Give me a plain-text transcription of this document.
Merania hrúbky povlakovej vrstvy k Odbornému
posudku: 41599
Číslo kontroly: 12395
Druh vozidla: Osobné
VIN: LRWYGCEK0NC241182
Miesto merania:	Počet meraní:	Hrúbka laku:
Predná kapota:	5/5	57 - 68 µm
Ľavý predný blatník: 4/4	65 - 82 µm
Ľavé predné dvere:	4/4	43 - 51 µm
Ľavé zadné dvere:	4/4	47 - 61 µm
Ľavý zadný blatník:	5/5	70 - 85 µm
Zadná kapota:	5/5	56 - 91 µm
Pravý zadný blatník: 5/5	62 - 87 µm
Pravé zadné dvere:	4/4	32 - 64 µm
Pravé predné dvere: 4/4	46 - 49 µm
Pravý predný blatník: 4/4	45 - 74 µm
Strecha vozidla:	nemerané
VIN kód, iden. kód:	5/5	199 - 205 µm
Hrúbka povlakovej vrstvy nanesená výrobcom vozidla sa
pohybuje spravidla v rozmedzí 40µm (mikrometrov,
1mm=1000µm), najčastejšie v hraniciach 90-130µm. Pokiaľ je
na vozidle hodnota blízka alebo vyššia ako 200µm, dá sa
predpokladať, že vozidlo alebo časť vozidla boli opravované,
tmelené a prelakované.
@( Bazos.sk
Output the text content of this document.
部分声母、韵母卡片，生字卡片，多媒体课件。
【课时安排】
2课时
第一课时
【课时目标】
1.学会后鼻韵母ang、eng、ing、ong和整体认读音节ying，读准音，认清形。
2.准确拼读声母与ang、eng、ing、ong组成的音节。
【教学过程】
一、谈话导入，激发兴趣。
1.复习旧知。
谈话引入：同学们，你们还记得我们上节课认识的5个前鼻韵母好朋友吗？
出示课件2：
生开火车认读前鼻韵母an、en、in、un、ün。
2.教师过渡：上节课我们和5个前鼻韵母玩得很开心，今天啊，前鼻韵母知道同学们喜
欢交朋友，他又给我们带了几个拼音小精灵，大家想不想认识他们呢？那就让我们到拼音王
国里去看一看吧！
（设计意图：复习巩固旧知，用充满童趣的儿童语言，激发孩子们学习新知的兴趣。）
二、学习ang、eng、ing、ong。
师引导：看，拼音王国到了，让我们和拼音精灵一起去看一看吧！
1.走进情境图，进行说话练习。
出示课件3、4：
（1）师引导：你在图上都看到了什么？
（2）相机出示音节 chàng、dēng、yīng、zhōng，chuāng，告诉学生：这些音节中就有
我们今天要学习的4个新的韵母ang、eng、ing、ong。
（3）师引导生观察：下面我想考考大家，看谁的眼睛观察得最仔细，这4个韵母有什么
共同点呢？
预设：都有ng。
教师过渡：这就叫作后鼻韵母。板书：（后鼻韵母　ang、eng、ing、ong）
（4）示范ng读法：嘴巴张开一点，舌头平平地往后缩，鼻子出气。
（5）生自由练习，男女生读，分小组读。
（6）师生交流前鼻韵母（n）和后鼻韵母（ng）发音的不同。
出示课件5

━━━━━━━━━━━━━━━━

### WHAT THE TASK REQUIRES:
Reproduce all the data word for word.

### REPLY:
Give me a plain-text transcription of this document.
Merania hrúbky povlakovej vrstvy k Odbornému
posudku: 41599
Číslo kontroly: 12395
Druh vozidla: Osobné
VIN: LRWYGCEK0NC241182
Miesto merania:	Počet meraní:	Hrúbka laku:
Predná kapota:	5/5	57 - 68 µm
Ľavý predný blatník: 4/4	65 - 82 µm
Ľavé predné dvere:	4/4	43 - 51 µm
Ľavé zadné dvere:	4/4	47 - 61 µm
Ľavý zadný blatník:	5/5	70 - 85 µm
Zadná kapota:	5/5	56 - 91 µm
Pravý zadný blatník: 5/5	62 - 87 µm
Pravé zadné dvere:	4/4	32 - 64 µm
Pravé predné dvere: 4/4	46 - 49 µm
Pravý predný blatník: 4/4	45 - 74 µm
Strecha vozidla:	nemerané
VIN kód, iden. kód:	5/5	199 - 205 µm
Hrúbka povlakovej vrstvy nanesená výrobcom vozidla sa
pohybuje spravidla v rozmedzí 40µm (mikrometrov,
1mm=1000µm), najčastejšie v hraniciach 90-130µm. Pokiaľ je
na vozidle hodnota blízka alebo vyššia ako 200µm, dá sa
predpokladať, že vozidlo alebo časť vozidla boli opravované,
tmelené a prelakované.
@( Bazos.sk
Output the text content of this document.
部分声母、韵母卡片，生字卡片，多媒体课件。
【课时安排】
2课时
第一课时
【课时目标】
1.学会后鼻韵母ang、eng、ing、ong和整体认读音节ying，读准音，认清形。
2.准确拼读声母与ang、eng、ing、ong组成的音节。
【教学过程】
一、谈话导入，激发兴趣。
1.复习旧知。
谈话引入：同学们，你们还记得我们上节课认识的5个前鼻韵母好朋友吗？
出示课件2：
生开火车认读前鼻韵母an、en、in、un、ün。
2.教师过渡：上节课我们和5个前鼻韵母玩得很开心，今天啊，前鼻韵母知道同学们喜
欢交朋友，他又给我们带了几个拼音小精灵，大家想不想认识他们呢？那就让我们到拼音王
国里去看一看吧！
（设计意图：复习巩固旧知，用充满童趣的儿童语言，激发孩子们学习新知的兴趣。）
二、学习ang、eng、ing、ong。
师引导：看，拼音王国到了，让我们和拼音精灵一起去看一看吧！
1.走进情境图，进行说话练习。
出示课件3、4：
（1）师引导：你在图上都看到了什么？
（2）相机出示音节 chàng、dēng、yīng、zhōng，chuāng，告诉学生：这些音节中就有
我们今天要学习的4个新的韵母ang、eng、ing、ong。
（3）师引导生观察：下面我想考考大家，看谁的眼睛观察得最仔细，这4个韵母有什么
共同点呢？
预设：都有ng。
教师过渡：这就叫作后鼻韵母。板书：（后鼻韵母　ang、eng、ing、ong）
（4）示范ng读法：嘴巴张开一点，舌头平平地往后缩，鼻子出气。
（5）生自由练习，男女生读，分小组读。
（6）师生交流前鼻韵母（n）和后鼻韵母（ng）发音的不同。
出示课件5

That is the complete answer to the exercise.